• [What to do]: Answer with one number only: the number of lines that include the word "grueso".

• [Source data]:
===

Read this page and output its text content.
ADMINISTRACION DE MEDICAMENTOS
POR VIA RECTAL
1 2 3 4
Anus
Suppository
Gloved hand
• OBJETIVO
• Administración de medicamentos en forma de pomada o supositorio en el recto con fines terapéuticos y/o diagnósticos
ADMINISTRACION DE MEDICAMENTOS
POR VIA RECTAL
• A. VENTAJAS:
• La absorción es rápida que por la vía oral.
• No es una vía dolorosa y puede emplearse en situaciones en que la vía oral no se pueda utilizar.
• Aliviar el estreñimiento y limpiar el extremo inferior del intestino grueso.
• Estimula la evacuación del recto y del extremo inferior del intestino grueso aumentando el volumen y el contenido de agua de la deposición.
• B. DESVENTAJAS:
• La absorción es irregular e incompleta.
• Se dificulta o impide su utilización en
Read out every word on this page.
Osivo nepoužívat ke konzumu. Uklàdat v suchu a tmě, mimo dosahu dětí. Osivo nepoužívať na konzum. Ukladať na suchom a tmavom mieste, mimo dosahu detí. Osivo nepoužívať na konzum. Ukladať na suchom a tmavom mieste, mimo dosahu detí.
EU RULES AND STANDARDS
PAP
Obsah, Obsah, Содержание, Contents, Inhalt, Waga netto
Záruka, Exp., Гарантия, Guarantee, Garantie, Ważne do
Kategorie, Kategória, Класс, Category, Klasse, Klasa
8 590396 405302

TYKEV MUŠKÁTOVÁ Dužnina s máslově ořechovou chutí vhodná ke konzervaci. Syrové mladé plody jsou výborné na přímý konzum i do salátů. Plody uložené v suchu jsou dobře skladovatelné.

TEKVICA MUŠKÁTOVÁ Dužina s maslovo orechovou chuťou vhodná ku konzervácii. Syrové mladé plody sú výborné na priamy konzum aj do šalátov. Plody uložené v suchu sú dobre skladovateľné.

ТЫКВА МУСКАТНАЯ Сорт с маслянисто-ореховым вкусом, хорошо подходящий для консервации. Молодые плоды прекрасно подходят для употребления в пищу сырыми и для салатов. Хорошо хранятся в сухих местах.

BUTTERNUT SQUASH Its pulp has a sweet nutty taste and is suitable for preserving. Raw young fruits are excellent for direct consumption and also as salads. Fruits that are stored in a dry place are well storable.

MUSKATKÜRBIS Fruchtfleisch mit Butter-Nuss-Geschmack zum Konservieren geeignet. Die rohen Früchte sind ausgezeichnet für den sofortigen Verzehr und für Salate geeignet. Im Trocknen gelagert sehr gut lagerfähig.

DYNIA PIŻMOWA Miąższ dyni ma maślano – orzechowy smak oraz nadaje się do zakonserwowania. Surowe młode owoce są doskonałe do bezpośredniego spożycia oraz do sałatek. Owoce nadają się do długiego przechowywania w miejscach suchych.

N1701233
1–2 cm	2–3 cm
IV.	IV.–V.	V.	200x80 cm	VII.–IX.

===

• [Response to the exercise]: 2